(Collected data)
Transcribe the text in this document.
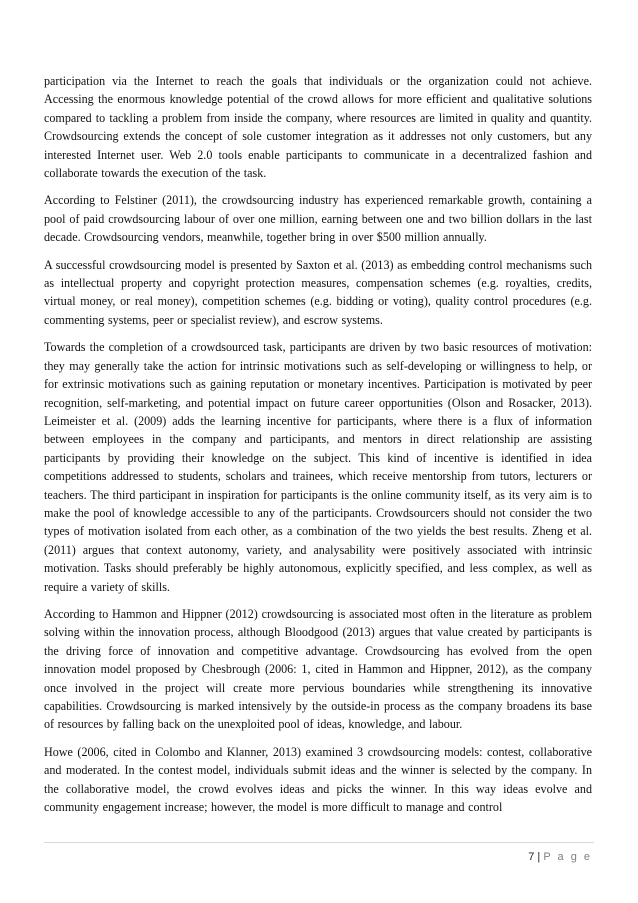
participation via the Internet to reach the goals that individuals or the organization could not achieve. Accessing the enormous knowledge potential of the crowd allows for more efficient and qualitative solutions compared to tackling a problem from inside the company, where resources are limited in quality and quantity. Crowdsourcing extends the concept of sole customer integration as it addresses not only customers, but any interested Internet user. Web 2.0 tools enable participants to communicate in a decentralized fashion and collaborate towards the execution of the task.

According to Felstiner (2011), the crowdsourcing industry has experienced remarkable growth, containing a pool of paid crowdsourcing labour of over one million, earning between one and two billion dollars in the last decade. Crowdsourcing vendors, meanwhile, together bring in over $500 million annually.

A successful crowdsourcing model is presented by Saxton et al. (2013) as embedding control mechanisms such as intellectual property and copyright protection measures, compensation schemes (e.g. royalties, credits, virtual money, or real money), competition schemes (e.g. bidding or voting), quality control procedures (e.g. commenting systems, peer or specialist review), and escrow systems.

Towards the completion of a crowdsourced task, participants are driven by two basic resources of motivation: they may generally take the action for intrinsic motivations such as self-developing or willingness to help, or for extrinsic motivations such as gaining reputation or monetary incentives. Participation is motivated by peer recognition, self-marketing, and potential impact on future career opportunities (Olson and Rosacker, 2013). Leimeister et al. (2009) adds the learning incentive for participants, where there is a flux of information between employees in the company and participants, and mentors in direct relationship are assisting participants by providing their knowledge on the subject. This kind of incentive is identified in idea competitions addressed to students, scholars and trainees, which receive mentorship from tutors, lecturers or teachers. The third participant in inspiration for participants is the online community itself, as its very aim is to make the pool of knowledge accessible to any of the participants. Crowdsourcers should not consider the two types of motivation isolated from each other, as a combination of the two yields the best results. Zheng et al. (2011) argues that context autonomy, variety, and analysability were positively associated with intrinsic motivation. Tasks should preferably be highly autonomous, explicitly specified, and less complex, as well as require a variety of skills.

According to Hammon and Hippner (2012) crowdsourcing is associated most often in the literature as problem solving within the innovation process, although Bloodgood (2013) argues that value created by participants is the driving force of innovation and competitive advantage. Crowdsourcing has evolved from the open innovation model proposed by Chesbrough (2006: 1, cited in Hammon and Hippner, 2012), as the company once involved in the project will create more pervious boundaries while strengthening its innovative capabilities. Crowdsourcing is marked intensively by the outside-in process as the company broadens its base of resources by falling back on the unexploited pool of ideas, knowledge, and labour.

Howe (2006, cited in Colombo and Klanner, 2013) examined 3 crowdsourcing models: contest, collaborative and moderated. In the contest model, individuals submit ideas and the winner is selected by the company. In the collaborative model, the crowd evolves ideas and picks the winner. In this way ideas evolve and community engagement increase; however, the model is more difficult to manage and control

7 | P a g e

### STATED GOAL
Transcribe the records above exactly, leaving out every picture.

### SOLUTION TO THE EXERCISE
Transcribe the text in this document.
participation via the Internet to reach the goals that individuals or the organization could not achieve. Accessing the enormous knowledge potential of the crowd allows for more efficient and qualitative solutions compared to tackling a problem from inside the company, where resources are limited in quality and quantity. Crowdsourcing extends the concept of sole customer integration as it addresses not only customers, but any interested Internet user. Web 2.0 tools enable participants to communicate in a decentralized fashion and collaborate towards the execution of the task.

According to Felstiner (2011), the crowdsourcing industry has experienced remarkable growth, containing a pool of paid crowdsourcing labour of over one million, earning between one and two billion dollars in the last decade. Crowdsourcing vendors, meanwhile, together bring in over $500 million annually.

A successful crowdsourcing model is presented by Saxton et al. (2013) as embedding control mechanisms such as intellectual property and copyright protection measures, compensation schemes (e.g. royalties, credits, virtual money, or real money), competition schemes (e.g. bidding or voting), quality control procedures (e.g. commenting systems, peer or specialist review), and escrow systems.

Towards the completion of a crowdsourced task, participants are driven by two basic resources of motivation: they may generally take the action for intrinsic motivations such as self-developing or willingness to help, or for extrinsic motivations such as gaining reputation or monetary incentives. Participation is motivated by peer recognition, self-marketing, and potential impact on future career opportunities (Olson and Rosacker, 2013). Leimeister et al. (2009) adds the learning incentive for participants, where there is a flux of information between employees in the company and participants, and mentors in direct relationship are assisting participants by providing their knowledge on the subject. This kind of incentive is identified in idea competitions addressed to students, scholars and trainees, which receive mentorship from tutors, lecturers or teachers. The third participant in inspiration for participants is the online community itself, as its very aim is to make the pool of knowledge accessible to any of the participants. Crowdsourcers should not consider the two types of motivation isolated from each other, as a combination of the two yields the best results. Zheng et al. (2011) argues that context autonomy, variety, and analysability were positively associated with intrinsic motivation. Tasks should preferably be highly autonomous, explicitly specified, and less complex, as well as require a variety of skills.

According to Hammon and Hippner (2012) crowdsourcing is associated most often in the literature as problem solving within the innovation process, although Bloodgood (2013) argues that value created by participants is the driving force of innovation and competitive advantage. Crowdsourcing has evolved from the open innovation model proposed by Chesbrough (2006: 1, cited in Hammon and Hippner, 2012), as the company once involved in the project will create more pervious boundaries while strengthening its innovative capabilities. Crowdsourcing is marked intensively by the outside-in process as the company broadens its base of resources by falling back on the unexploited pool of ideas, knowledge, and labour.

Howe (2006, cited in Colombo and Klanner, 2013) examined 3 crowdsourcing models: contest, collaborative and moderated. In the contest model, individuals submit ideas and the winner is selected by the company. In the collaborative model, the crowd evolves ideas and picks the winner. In this way ideas evolve and community engagement increase; however, the model is more difficult to manage and control

7 | P a g e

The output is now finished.